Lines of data

══════

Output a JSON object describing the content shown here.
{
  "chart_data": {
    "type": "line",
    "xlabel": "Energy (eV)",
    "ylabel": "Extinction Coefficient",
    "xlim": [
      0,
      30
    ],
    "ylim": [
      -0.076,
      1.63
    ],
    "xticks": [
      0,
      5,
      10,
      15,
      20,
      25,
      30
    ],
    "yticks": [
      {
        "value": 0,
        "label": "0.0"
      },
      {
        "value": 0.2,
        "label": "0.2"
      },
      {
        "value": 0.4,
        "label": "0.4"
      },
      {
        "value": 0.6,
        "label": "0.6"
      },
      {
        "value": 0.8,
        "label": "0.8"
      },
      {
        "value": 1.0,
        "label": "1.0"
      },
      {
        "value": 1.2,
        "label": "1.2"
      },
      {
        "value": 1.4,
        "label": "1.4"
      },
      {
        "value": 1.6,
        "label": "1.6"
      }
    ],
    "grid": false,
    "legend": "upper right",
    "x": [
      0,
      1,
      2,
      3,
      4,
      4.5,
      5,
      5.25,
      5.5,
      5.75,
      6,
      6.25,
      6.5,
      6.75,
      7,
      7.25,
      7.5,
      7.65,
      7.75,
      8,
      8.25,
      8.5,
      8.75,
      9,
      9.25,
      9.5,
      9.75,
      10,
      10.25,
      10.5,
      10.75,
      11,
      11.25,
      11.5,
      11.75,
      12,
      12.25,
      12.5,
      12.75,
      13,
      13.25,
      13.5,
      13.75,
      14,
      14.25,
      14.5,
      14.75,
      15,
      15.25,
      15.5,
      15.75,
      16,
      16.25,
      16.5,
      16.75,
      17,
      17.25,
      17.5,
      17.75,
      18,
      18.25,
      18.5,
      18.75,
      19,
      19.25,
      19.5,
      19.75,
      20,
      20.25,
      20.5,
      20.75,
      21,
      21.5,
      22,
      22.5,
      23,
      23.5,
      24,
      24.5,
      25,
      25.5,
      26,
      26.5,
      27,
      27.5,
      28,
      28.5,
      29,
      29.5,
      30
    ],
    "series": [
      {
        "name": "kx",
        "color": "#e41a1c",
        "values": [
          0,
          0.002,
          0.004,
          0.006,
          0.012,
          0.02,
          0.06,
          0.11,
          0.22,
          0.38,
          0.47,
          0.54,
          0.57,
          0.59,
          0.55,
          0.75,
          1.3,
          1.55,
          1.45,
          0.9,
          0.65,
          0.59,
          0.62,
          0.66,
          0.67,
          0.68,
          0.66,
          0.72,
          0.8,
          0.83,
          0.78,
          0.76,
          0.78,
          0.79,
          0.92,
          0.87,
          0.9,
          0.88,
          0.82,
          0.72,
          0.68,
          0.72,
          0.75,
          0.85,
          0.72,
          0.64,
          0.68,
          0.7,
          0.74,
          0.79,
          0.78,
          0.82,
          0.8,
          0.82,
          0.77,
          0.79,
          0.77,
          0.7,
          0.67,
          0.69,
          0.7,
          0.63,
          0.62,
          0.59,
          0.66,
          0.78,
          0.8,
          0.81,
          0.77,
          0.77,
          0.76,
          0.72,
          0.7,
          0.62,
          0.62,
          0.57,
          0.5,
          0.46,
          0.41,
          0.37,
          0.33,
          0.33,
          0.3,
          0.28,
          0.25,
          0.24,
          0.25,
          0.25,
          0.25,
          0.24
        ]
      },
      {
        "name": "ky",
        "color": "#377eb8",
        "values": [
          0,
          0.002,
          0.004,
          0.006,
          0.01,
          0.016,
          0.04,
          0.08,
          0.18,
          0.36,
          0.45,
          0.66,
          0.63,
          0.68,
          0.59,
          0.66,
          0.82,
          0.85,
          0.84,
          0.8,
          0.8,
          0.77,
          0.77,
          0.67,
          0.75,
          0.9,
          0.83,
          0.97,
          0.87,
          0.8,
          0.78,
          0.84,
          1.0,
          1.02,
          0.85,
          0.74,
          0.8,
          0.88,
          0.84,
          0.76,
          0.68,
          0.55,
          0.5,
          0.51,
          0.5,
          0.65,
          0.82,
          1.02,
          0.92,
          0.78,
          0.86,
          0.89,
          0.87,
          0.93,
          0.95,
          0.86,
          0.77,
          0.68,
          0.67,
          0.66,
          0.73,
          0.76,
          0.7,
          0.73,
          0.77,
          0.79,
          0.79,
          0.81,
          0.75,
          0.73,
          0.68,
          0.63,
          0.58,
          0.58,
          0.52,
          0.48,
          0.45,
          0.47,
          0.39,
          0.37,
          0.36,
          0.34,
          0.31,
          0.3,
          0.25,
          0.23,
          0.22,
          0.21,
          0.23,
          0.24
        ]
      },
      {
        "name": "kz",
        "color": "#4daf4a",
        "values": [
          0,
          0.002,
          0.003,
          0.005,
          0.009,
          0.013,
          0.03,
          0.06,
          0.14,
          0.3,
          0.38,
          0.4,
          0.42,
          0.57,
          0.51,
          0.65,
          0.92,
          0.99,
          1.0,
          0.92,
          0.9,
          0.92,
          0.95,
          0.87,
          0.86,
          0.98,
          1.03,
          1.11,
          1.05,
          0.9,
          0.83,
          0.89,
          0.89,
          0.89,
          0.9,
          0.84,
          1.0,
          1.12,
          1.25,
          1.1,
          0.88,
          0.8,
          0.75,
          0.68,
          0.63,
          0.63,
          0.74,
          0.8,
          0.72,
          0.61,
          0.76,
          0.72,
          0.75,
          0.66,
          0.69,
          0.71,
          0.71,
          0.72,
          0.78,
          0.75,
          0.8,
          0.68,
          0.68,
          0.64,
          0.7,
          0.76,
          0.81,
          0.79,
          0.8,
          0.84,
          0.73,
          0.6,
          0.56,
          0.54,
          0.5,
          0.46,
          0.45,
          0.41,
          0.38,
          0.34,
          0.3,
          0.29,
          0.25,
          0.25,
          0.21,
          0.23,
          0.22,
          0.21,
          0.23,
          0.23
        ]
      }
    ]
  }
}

══════

EXERCISE
Retype the records above exactly.

SOLUTION TO THE PROBLEM
Output a JSON object describing the content shown here.
{
  "chart_data": {
    "type": "line",
    "xlabel": "Energy (eV)",
    "ylabel": "Extinction Coefficient",
    "xlim": [
      0,
      30
    ],
    "ylim": [
      -0.076,
      1.63
    ],
    "xticks": [
      0,
      5,
      10,
      15,
      20,
      25,
      30
    ],
    "yticks": [
      {
        "value": 0,
        "label": "0.0"
      },
      {
        "value": 0.2,
        "label": "0.2"
      },
      {
        "value": 0.4,
        "label": "0.4"
      },
      {
        "value": 0.6,
        "label": "0.6"
      },
      {
        "value": 0.8,
        "label": "0.8"
      },
      {
        "value": 1.0,
        "label": "1.0"
      },
      {
        "value": 1.2,
        "label": "1.2"
      },
      {
        "value": 1.4,
        "label": "1.4"
      },
      {
        "value": 1.6,
        "label": "1.6"
      }
    ],
    "grid": false,
    "legend": "upper right",
    "x": [
      0,
      1,
      2,
      3,
      4,
      4.5,
      5,
      5.25,
      5.5,
      5.75,
      6,
      6.25,
      6.5,
      6.75,
      7,
      7.25,
      7.5,
      7.65,
      7.75,
      8,
      8.25,
      8.5,
      8.75,
      9,
      9.25,
      9.5,
      9.75,
      10,
      10.25,
      10.5,
      10.75,
      11,
      11.25,
      11.5,
      11.75,
      12,
      12.25,
      12.5,
      12.75,
      13,
      13.25,
      13.5,
      13.75,
      14,
      14.25,
      14.5,
      14.75,
      15,
      15.25,
      15.5,
      15.75,
      16,
      16.25,
      16.5,
      16.75,
      17,
      17.25,
      17.5,
      17.75,
      18,
      18.25,
      18.5,
      18.75,
      19,
      19.25,
      19.5,
      19.75,
      20,
      20.25,
      20.5,
      20.75,
      21,
      21.5,
      22,
      22.5,
      23,
      23.5,
      24,
      24.5,
      25,
      25.5,
      26,
      26.5,
      27,
      27.5,
      28,
      28.5,
      29,
      29.5,
      30
    ],
    "series": [
      {
        "name": "kx",
        "color": "#e41a1c",
        "values": [
          0,
          0.002,
          0.004,
          0.006,
          0.012,
          0.02,
          0.06,
          0.11,
          0.22,
          0.38,
          0.47,
          0.54,
          0.57,
          0.59,
          0.55,
          0.75,
          1.3,
          1.55,
          1.45,
          0.9,
          0.65,
          0.59,
          0.62,
          0.66,
          0.67,
          0.68,
          0.66,
          0.72,
          0.8,
          0.83,
          0.78,
          0.76,
          0.78,
          0.79,
          0.92,
          0.87,
          0.9,
          0.88,
          0.82,
          0.72,
          0.68,
          0.72,
          0.75,
          0.85,
          0.72,
          0.64,
          0.68,
          0.7,
          0.74,
          0.79,
          0.78,
          0.82,
          0.8,
          0.82,
          0.77,
          0.79,
          0.77,
          0.7,
          0.67,
          0.69,
          0.7,
          0.63,
          0.62,
          0.59,
          0.66,
          0.78,
          0.8,
          0.81,
          0.77,
          0.77,
          0.76,
          0.72,
          0.7,
          0.62,
          0.62,
          0.57,
          0.5,
          0.46,
          0.41,
          0.37,
          0.33,
          0.33,
          0.3,
          0.28,
          0.25,
          0.24,
          0.25,
          0.25,
          0.25,
          0.24
        ]
      },
      {
        "name": "ky",
        "color": "#377eb8",
        "values": [
          0,
          0.002,
          0.004,
          0.006,
          0.01,
          0.016,
          0.04,
          0.08,
          0.18,
          0.36,
          0.45,
          0.66,
          0.63,
          0.68,
          0.59,
          0.66,
          0.82,
          0.85,
          0.84,
          0.8,
          0.8,
          0.77,
          0.77,
          0.67,
          0.75,
          0.9,
          0.83,
          0.97,
          0.87,
          0.8,
          0.78,
          0.84,
          1.0,
          1.02,
          0.85,
          0.74,
          0.8,
          0.88,
          0.84,
          0.76,
          0.68,
          0.55,
          0.5,
          0.51,
          0.5,
          0.65,
          0.82,
          1.02,
          0.92,
          0.78,
          0.86,
          0.89,
          0.87,
          0.93,
          0.95,
          0.86,
          0.77,
          0.68,
          0.67,
          0.66,
          0.73,
          0.76,
          0.7,
          0.73,
          0.77,
          0.79,
          0.79,
          0.81,
          0.75,
          0.73,
          0.68,
          0.63,
          0.58,
          0.58,
          0.52,
          0.48,
          0.45,
          0.47,
          0.39,
          0.37,
          0.36,
          0.34,
          0.31,
          0.3,
          0.25,
          0.23,
          0.22,
          0.21,
          0.23,
          0.24
        ]
      },
      {
        "name": "kz",
        "color": "#4daf4a",
        "values": [
          0,
          0.002,
          0.003,
          0.005,
          0.009,
          0.013,
          0.03,
          0.06,
          0.14,
          0.3,
          0.38,
          0.4,
          0.42,
          0.57,
          0.51,
          0.65,
          0.92,
          0.99,
          1.0,
          0.92,
          0.9,
          0.92,
          0.95,
          0.87,
          0.86,
          0.98,
          1.03,
          1.11,
          1.05,
          0.9,
          0.83,
          0.89,
          0.89,
          0.89,
          0.9,
          0.84,
          1.0,
          1.12,
          1.25,
          1.1,
          0.88,
          0.8,
          0.75,
          0.68,
          0.63,
          0.63,
          0.74,
          0.8,
          0.72,
          0.61,
          0.76,
          0.72,
          0.75,
          0.66,
          0.69,
          0.71,
          0.71,
          0.72,
          0.78,
          0.75,
          0.8,
          0.68,
          0.68,
          0.64,
          0.7,
          0.76,
          0.81,
          0.79,
          0.8,
          0.84,
          0.73,
          0.6,
          0.56,
          0.54,
          0.5,
          0.46,
          0.45,
          0.41,
          0.38,
          0.34,
          0.3,
          0.29,
          0.25,
          0.25,
          0.21,
          0.23,
          0.22,
          0.21,
          0.23,
          0.23
        ]
      }
    ]
  }
}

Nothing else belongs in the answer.